▶ **Do this**
Repeat the whole listing exactly.

▶ **Material to process**
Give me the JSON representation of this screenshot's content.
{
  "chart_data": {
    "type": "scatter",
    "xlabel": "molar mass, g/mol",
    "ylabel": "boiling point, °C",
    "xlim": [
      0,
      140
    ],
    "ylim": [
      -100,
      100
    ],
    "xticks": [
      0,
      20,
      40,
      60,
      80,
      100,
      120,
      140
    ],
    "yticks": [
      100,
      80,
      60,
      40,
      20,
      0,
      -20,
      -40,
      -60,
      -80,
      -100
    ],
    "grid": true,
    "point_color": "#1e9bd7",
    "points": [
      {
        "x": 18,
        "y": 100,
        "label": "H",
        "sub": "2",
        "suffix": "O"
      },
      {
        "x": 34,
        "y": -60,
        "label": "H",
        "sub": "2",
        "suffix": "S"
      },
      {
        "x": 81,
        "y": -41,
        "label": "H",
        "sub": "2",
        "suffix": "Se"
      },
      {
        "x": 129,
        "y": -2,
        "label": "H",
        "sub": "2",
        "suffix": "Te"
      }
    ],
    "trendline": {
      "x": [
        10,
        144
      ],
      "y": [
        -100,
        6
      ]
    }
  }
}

▶ **Output**
Give me the JSON representation of this screenshot's content.
{
  "chart_data": {
    "type": "scatter",
    "xlabel": "molar mass, g/mol",
    "ylabel": "boiling point, °C",
    "xlim": [
      0,
      140
    ],
    "ylim": [
      -100,
      100
    ],
    "xticks": [
      0,
      20,
      40,
      60,
      80,
      100,
      120,
      140
    ],
    "yticks": [
      100,
      80,
      60,
      40,
      20,
      0,
      -20,
      -40,
      -60,
      -80,
      -100
    ],
    "grid": true,
    "point_color": "#1e9bd7",
    "points": [
      {
        "x": 18,
        "y": 100,
        "label": "H",
        "sub": "2",
        "suffix": "O"
      },
      {
        "x": 34,
        "y": -60,
        "label": "H",
        "sub": "2",
        "suffix": "S"
      },
      {
        "x": 81,
        "y": -41,
        "label": "H",
        "sub": "2",
        "suffix": "Se"
      },
      {
        "x": 129,
        "y": -2,
        "label": "H",
        "sub": "2",
        "suffix": "Te"
      }
    ],
    "trendline": {
      "x": [
        10,
        144
      ],
      "y": [
        -100,
        6
      ]
    }
  }
}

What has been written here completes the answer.